INSTRUCTIONS FOR THE TASK: What follows is a listing to be transcribed exactly.

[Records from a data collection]
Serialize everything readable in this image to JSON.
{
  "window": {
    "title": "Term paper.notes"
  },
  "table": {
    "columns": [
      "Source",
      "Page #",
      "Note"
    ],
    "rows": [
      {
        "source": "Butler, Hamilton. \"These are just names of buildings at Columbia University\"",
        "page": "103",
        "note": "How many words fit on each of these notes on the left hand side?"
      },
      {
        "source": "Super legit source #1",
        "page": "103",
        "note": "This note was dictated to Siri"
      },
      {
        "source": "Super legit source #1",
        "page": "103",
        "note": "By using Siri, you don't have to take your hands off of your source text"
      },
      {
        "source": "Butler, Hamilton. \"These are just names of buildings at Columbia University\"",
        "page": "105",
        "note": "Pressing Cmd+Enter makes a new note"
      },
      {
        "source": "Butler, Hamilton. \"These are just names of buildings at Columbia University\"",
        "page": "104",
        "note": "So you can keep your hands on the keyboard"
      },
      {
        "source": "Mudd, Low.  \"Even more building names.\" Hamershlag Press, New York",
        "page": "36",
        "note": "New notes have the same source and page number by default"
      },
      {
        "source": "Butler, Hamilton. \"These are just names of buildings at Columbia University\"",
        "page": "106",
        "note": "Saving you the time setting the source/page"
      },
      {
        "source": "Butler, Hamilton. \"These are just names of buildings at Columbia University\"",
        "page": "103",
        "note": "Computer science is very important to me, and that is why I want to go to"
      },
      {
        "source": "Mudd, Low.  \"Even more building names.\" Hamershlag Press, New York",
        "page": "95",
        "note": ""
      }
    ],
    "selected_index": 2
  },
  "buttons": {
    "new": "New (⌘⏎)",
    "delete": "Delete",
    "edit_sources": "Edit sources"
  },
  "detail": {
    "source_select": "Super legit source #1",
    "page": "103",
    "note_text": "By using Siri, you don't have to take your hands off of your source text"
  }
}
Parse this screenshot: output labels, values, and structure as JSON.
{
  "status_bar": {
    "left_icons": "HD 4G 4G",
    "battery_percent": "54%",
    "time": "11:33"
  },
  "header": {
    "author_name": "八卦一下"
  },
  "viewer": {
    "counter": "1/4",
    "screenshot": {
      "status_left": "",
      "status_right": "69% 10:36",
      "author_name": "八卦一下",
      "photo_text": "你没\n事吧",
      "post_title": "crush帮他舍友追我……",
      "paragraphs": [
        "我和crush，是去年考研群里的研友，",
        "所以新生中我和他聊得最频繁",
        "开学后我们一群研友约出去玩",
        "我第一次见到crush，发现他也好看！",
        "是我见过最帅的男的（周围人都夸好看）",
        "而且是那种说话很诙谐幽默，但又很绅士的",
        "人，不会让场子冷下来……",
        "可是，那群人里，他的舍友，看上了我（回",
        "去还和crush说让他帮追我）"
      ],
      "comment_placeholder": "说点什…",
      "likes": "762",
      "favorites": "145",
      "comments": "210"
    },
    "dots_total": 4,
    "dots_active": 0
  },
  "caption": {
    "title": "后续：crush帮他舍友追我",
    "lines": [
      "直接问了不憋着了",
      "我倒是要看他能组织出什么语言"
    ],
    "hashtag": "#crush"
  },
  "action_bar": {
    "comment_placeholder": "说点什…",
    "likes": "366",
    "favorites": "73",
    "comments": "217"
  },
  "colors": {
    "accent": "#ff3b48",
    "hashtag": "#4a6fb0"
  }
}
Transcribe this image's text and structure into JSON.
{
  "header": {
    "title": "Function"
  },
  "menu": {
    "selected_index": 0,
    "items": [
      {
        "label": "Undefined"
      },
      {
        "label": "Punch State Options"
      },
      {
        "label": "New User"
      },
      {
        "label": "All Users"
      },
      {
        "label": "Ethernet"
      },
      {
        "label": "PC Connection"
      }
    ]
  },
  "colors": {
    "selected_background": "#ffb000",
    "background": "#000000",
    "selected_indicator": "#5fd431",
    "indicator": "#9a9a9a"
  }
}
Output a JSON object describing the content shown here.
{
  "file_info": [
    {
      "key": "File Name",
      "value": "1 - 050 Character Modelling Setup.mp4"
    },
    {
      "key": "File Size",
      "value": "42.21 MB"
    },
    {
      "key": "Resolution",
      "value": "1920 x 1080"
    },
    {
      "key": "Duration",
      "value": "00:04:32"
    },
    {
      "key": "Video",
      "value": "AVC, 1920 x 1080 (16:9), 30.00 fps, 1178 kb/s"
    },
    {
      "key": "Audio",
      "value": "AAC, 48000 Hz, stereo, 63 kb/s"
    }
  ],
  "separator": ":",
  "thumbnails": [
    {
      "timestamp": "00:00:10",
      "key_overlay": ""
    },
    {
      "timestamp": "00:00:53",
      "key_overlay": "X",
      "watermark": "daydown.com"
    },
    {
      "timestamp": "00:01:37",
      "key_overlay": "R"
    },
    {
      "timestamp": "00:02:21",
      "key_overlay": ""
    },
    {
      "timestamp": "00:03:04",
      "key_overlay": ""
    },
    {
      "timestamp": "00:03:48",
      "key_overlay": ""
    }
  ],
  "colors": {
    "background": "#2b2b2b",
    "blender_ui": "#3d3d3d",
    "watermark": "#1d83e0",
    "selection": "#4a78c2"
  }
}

FULL ANSWER:
Serialize everything readable in this image to JSON.
{
  "window": {
    "title": "Term paper.notes"
  },
  "table": {
    "columns": [
      "Source",
      "Page #",
      "Note"
    ],
    "rows": [
      {
        "source": "Butler, Hamilton. \"These are just names of buildings at Columbia University\"",
        "page": "103",
        "note": "How many words fit on each of these notes on the left hand side?"
      },
      {
        "source": "Super legit source #1",
        "page": "103",
        "note": "This note was dictated to Siri"
      },
      {
        "source": "Super legit source #1",
        "page": "103",
        "note": "By using Siri, you don't have to take your hands off of your source text"
      },
      {
        "source": "Butler, Hamilton. \"These are just names of buildings at Columbia University\"",
        "page": "105",
        "note": "Pressing Cmd+Enter makes a new note"
      },
      {
        "source": "Butler, Hamilton. \"These are just names of buildings at Columbia University\"",
        "page": "104",
        "note": "So you can keep your hands on the keyboard"
      },
      {
        "source": "Mudd, Low.  \"Even more building names.\" Hamershlag Press, New York",
        "page": "36",
        "note": "New notes have the same source and page number by default"
      },
      {
        "source": "Butler, Hamilton. \"These are just names of buildings at Columbia University\"",
        "page": "106",
        "note": "Saving you the time setting the source/page"
      },
      {
        "source": "Butler, Hamilton. \"These are just names of buildings at Columbia University\"",
        "page": "103",
        "note": "Computer science is very important to me, and that is why I want to go to"
      },
      {
        "source": "Mudd, Low.  \"Even more building names.\" Hamershlag Press, New York",
        "page": "95",
        "note": ""
      }
    ],
    "selected_index": 2
  },
  "buttons": {
    "new": "New (⌘⏎)",
    "delete": "Delete",
    "edit_sources": "Edit sources"
  },
  "detail": {
    "source_select": "Super legit source #1",
    "page": "103",
    "note_text": "By using Siri, you don't have to take your hands off of your source text"
  }
}
Parse this screenshot: output labels, values, and structure as JSON.
{
  "status_bar": {
    "left_icons": "HD 4G 4G",
    "battery_percent": "54%",
    "time": "11:33"
  },
  "header": {
    "author_name": "八卦一下"
  },
  "viewer": {
    "counter": "1/4",
    "screenshot": {
      "status_left": "",
      "status_right": "69% 10:36",
      "author_name": "八卦一下",
      "photo_text": "你没\n事吧",
      "post_title": "crush帮他舍友追我……",
      "paragraphs": [
        "我和crush，是去年考研群里的研友，",
        "所以新生中我和他聊得最频繁",
        "开学后我们一群研友约出去玩",
        "我第一次见到crush，发现他也好看！",
        "是我见过最帅的男的（周围人都夸好看）",
        "而且是那种说话很诙谐幽默，但又很绅士的",
        "人，不会让场子冷下来……",
        "可是，那群人里，他的舍友，看上了我（回",
        "去还和crush说让他帮追我）"
      ],
      "comment_placeholder": "说点什…",
      "likes": "762",
      "favorites": "145",
      "comments": "210"
    },
    "dots_total": 4,
    "dots_active": 0
  },
  "caption": {
    "title": "后续：crush帮他舍友追我",
    "lines": [
      "直接问了不憋着了",
      "我倒是要看他能组织出什么语言"
    ],
    "hashtag": "#crush"
  },
  "action_bar": {
    "comment_placeholder": "说点什…",
    "likes": "366",
    "favorites": "73",
    "comments": "217"
  },
  "colors": {
    "accent": "#ff3b48",
    "hashtag": "#4a6fb0"
  }
}
Transcribe this image's text and structure into JSON.
{
  "header": {
    "title": "Function"
  },
  "menu": {
    "selected_index": 0,
    "items": [
      {
        "label": "Undefined"
      },
      {
        "label": "Punch State Options"
      },
      {
        "label": "New User"
      },
      {
        "label": "All Users"
      },
      {
        "label": "Ethernet"
      },
      {
        "label": "PC Connection"
      }
    ]
  },
  "colors": {
    "selected_background": "#ffb000",
    "background": "#000000",
    "selected_indicator": "#5fd431",
    "indicator": "#9a9a9a"
  }
}
Output a JSON object describing the content shown here.
{
  "file_info": [
    {
      "key": "File Name",
      "value": "1 - 050 Character Modelling Setup.mp4"
    },
    {
      "key": "File Size",
      "value": "42.21 MB"
    },
    {
      "key": "Resolution",
      "value": "1920 x 1080"
    },
    {
      "key": "Duration",
      "value": "00:04:32"
    },
    {
      "key": "Video",
      "value": "AVC, 1920 x 1080 (16:9), 30.00 fps, 1178 kb/s"
    },
    {
      "key": "Audio",
      "value": "AAC, 48000 Hz, stereo, 63 kb/s"
    }
  ],
  "separator": ":",
  "thumbnails": [
    {
      "timestamp": "00:00:10",
      "key_overlay": ""
    },
    {
      "timestamp": "00:00:53",
      "key_overlay": "X",
      "watermark": "daydown.com"
    },
    {
      "timestamp": "00:01:37",
      "key_overlay": "R"
    },
    {
      "timestamp": "00:02:21",
      "key_overlay": ""
    },
    {
      "timestamp": "00:03:04",
      "key_overlay": ""
    },
    {
      "timestamp": "00:03:48",
      "key_overlay": ""
    }
  ],
  "colors": {
    "background": "#2b2b2b",
    "blender_ui": "#3d3d3d",
    "watermark": "#1d83e0",
    "selection": "#4a78c2"
  }
}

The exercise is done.